§ Seitentext:

====================

Die Themen- und Werteausrichtung der GLP überzeugt die neue Wählerschaft der Partei am meisten: Mit der Kernenergiedebatte nach dem Unfall in Fukushima hat die Partei nicht nur ihr Thema gefunden, sondern auch ihre Rolle als Vermittlerin im Parteiensystem. Das wirkte namentlich auf bisherige WählerInnen von FDP und SP anziehend aus. Besonders attraktiv ist dies für Wählende aus dem urbanen Gebiet, für Angehörige der oberen Mittelschichten und für jüngere Wählende.

Bei der BDP sind die Personenausrichtung und die Grundhaltung der Partei wichtig. Thematisch ist die zweite neue Partei noch weniger profiliert. Gewählt wurde sie wegen den KandidatInnen, die für die „Neue Kraft“ stehen, und selbstredend wegen der Bundesratsfrage. In der Grundhaltung ist man für eine vermittelnde, staatstragende Sicht auf die Dinge aus. Das hat sich auf frühere Wählende von FDP, SVP und SP positiv ausgewirkt. Es hat der Partei vor allem im Segment der RentnerInnen stimmen gebracht, aber auch bei jungen Wählenden ohne bisherige Parteipräferenz. Sie tendiert dazu, in verschiedenen Städten zur Alternative zur FDP zu werden, während sie auf dem Land teilweise die SVP herausfordert.

====================

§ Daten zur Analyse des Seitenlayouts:
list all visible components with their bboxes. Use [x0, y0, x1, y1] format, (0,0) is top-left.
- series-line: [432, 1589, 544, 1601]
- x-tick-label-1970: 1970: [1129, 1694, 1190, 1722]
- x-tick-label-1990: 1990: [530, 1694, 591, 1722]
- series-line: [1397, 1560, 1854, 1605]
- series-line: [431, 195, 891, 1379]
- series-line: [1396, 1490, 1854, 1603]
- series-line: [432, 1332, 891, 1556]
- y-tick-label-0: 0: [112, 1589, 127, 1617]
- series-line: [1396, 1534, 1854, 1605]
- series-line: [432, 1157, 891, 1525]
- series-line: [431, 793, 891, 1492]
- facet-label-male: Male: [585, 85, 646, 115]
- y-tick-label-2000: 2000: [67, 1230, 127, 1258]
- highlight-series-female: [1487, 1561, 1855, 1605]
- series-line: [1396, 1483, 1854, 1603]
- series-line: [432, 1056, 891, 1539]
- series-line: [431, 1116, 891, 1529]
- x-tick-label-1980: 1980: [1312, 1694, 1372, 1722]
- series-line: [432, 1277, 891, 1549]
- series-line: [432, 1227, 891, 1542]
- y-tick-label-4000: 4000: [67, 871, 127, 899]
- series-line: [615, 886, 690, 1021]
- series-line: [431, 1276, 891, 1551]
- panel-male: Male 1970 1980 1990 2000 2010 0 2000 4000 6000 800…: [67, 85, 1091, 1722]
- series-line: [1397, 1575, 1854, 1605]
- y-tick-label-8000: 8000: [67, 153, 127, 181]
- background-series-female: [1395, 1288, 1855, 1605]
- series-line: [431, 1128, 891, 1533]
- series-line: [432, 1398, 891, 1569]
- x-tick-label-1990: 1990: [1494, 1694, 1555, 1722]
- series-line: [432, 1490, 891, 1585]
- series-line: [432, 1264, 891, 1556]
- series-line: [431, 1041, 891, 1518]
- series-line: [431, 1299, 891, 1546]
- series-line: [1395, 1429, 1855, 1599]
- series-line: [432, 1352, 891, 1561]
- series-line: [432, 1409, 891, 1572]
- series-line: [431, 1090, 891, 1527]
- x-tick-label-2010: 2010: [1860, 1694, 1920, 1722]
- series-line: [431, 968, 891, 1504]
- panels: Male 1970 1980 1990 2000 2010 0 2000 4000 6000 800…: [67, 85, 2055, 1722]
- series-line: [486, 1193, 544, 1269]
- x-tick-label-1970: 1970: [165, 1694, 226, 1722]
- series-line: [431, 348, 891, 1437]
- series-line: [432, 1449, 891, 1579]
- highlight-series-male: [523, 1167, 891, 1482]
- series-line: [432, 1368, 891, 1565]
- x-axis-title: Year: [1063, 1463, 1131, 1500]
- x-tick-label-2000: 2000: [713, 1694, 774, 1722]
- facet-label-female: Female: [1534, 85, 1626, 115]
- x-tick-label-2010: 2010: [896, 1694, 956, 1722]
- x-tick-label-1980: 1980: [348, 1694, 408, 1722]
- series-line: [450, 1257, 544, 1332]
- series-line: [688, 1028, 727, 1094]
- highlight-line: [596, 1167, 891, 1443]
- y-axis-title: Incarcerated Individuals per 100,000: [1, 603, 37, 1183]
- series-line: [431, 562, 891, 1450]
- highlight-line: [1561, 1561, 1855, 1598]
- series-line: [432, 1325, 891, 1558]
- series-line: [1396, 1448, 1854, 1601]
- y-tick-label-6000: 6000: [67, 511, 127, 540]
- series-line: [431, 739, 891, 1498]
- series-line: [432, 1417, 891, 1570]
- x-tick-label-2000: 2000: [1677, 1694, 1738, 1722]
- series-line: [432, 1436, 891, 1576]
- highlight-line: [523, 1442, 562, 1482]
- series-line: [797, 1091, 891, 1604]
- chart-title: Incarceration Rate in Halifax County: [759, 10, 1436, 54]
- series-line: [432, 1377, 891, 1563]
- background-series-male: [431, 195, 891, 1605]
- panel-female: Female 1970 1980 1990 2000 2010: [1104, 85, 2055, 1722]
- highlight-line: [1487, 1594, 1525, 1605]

====================

§ Aufgabenstellung: Schreiben Sie den Text über die Wählerschaft von GLP und BDP weiter und knüpfen Sie an seinen letzten Satz an.

§ Ergebnis:
Die SVP verlor bei dieser Wahl, weil sie den gewohnten Spannungsbogen, den sie in die Politik und die Wahlkämpfe brachte, nicht mehr im gleichen Masse entwickeln konnte. Das zeichnete sich mit der Kontroverse um den Kampf gegen Personenfreizügigkeit ab, die bis in die Partei hinein wirkte. Vernachlässigt hat die SVP auch die Themenarbeit in Wirtschaftsfragen, die gerade mit dem starken Franken von Belang wurden. Entscheidend blieb, dass trotz des Versuchs, den eingespielten Dreh in der Kampagne zu imitieren, die gewohnte Schlussmobilisierung ausblieb. Massgeblich war, dass die Polarisierung von rechts nicht mehr verstärkt werden konnte. Stark zurück entwickelt hat sich auch die Attraktivität der SVP für Wechselwählende, Gegenüber keiner anderen Partei hat die SVP heute eine positive Wanderunsbilanz. Gegenüber der BDP ist diese sogar negativ.

Die FDP hat ein Positionierungsproblem. Die hat die Abwanderung von Wählenden nach rechts zwar stoppen können. Sie konnte indessen nicht verhindern, dass die Front zur Mitte bröckelt. BDP und GLP sind zur Konkurrenz geworden. Der Fukushima-Effekt ist hier von Belang. Vermuten kann man auch, dass die verschiedenen Positionswechsel zur inneren Demobilisierung beigetragen haben.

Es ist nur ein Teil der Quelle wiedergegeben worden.